Stored records
====

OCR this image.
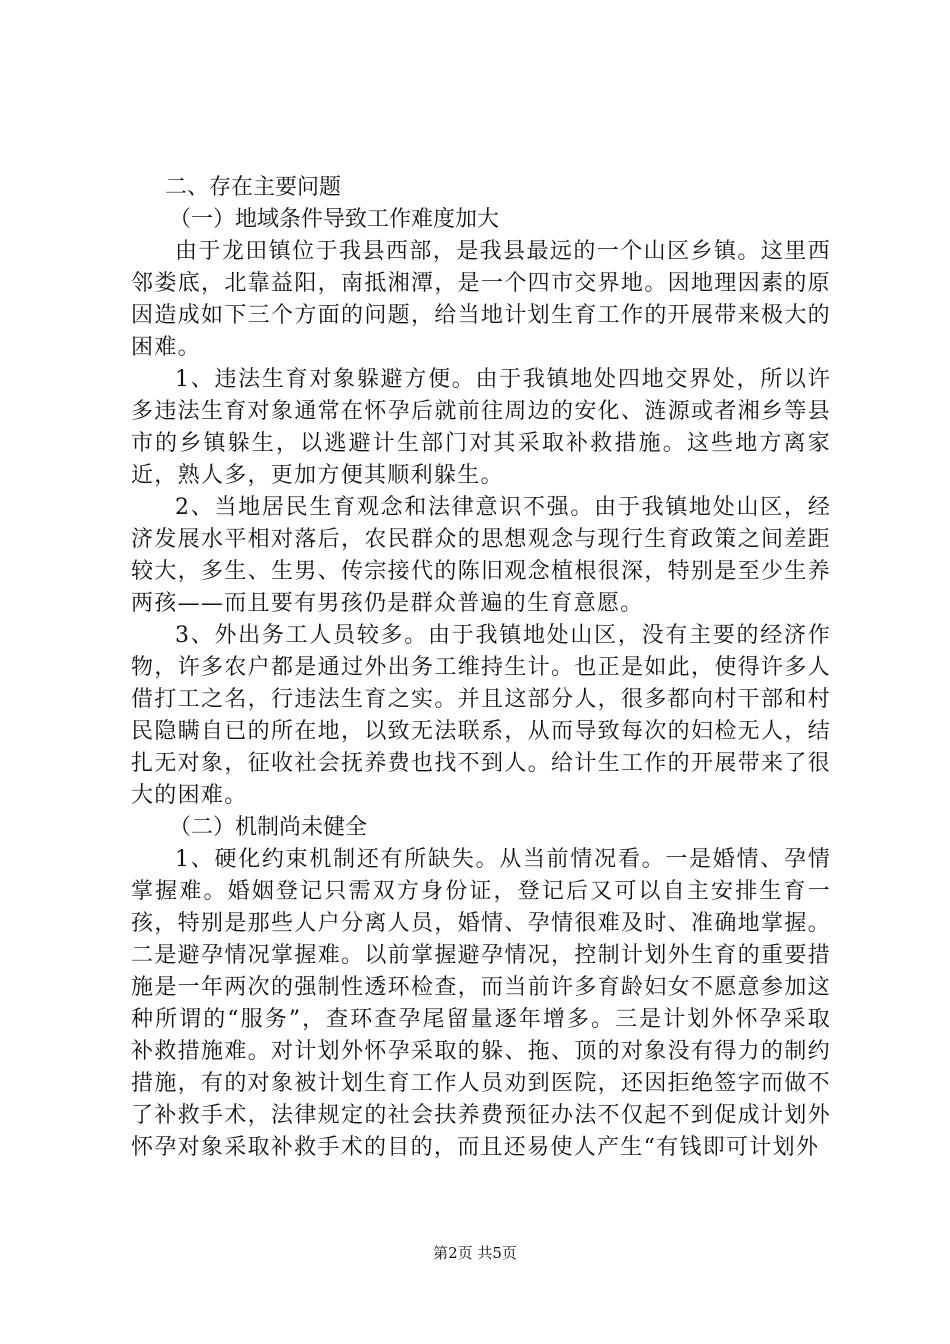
二、存在主要问题

（一）地域条件导致工作难度加大

由于龙田镇位于我县西部，是我县最远的一个山区乡镇。这里西邻娄底，北靠益阳，南抵湘潭，是一个四市交界地。因地理因素的原因造成如下三个方面的问题，给当地计划生育工作的开展带来极大的困难。

1、违法生育对象躲避方便。由于我镇地处四地交界处，所以许多违法生育对象通常在怀孕后就前往周边的安化、涟源或者湘乡等县市的乡镇躲生，以逃避计生部门对其采取补救措施。这些地方离家近，熟人多，更加方便其顺利躲生。

2、当地居民生育观念和法律意识不强。由于我镇地处山区，经济发展水平相对落后，农民群众的思想观念与现行生育政策之间差距较大，多生、生男、传宗接代的陈旧观念植根很深，特别是至少生养两孩——而且要有男孩仍是群众普遍的生育意愿。

3、外出务工人员较多。由于我镇地处山区，没有主要的经济作物，许多农户都是通过外出务工维持生计。也正是如此，使得许多人借打工之名，行违法生育之实。并且这部分人，很多都向村干部和村民隐瞒自已的所在地，以致无法联系，从而导致每次的妇检无人，结扎无对象，征收社会抚养费也找不到人。给计生工作的开展带来了很大的困难。

（二）机制尚未健全

1、硬化约束机制还有所缺失。从当前情况看。一是婚情、孕情掌握难。婚姻登记只需双方身份证，登记后又可以自主安排生育一孩，特别是那些人户分离人员，婚情、孕情很难及时、准确地掌握。二是避孕情况掌握难。以前掌握避孕情况，控制计划外生育的重要措施是一年两次的强制性透环检查，而当前许多育龄妇女不愿意参加这种所谓的“服务”，查环查孕尾留量逐年增多。三是计划外怀孕采取补救措施难。对计划外怀孕采取的躲、拖、顶的对象没有得力的制约措施，有的对象被计划生育工作人员劝到医院，还因拒绝签字而做不了补救手术，法律规定的社会扶养费预征办法不仅起不到促成计划外怀孕对象采取补救手术的目的，而且还易使人产生“有钱即可计划外

第2页 共5页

====

**TASK TO COMPLETE**
Copy the listing over exactly, skipping the pictures it holds.

**TASK SOLUTION**
OCR this image.
二、存在主要问题

（一）地域条件导致工作难度加大

由于龙田镇位于我县西部，是我县最远的一个山区乡镇。这里西邻娄底，北靠益阳，南抵湘潭，是一个四市交界地。因地理因素的原因造成如下三个方面的问题，给当地计划生育工作的开展带来极大的困难。

1、违法生育对象躲避方便。由于我镇地处四地交界处，所以许多违法生育对象通常在怀孕后就前往周边的安化、涟源或者湘乡等县市的乡镇躲生，以逃避计生部门对其采取补救措施。这些地方离家近，熟人多，更加方便其顺利躲生。

2、当地居民生育观念和法律意识不强。由于我镇地处山区，经济发展水平相对落后，农民群众的思想观念与现行生育政策之间差距较大，多生、生男、传宗接代的陈旧观念植根很深，特别是至少生养两孩——而且要有男孩仍是群众普遍的生育意愿。

3、外出务工人员较多。由于我镇地处山区，没有主要的经济作物，许多农户都是通过外出务工维持生计。也正是如此，使得许多人借打工之名，行违法生育之实。并且这部分人，很多都向村干部和村民隐瞒自已的所在地，以致无法联系，从而导致每次的妇检无人，结扎无对象，征收社会抚养费也找不到人。给计生工作的开展带来了很大的困难。

（二）机制尚未健全

1、硬化约束机制还有所缺失。从当前情况看。一是婚情、孕情掌握难。婚姻登记只需双方身份证，登记后又可以自主安排生育一孩，特别是那些人户分离人员，婚情、孕情很难及时、准确地掌握。二是避孕情况掌握难。以前掌握避孕情况，控制计划外生育的重要措施是一年两次的强制性透环检查，而当前许多育龄妇女不愿意参加这种所谓的“服务”，查环查孕尾留量逐年增多。三是计划外怀孕采取补救措施难。对计划外怀孕采取的躲、拖、顶的对象没有得力的制约措施，有的对象被计划生育工作人员劝到医院，还因拒绝签字而做不了补救手术，法律规定的社会扶养费预征办法不仅起不到促成计划外怀孕对象采取补救手术的目的，而且还易使人产生“有钱即可计划外

第2页 共5页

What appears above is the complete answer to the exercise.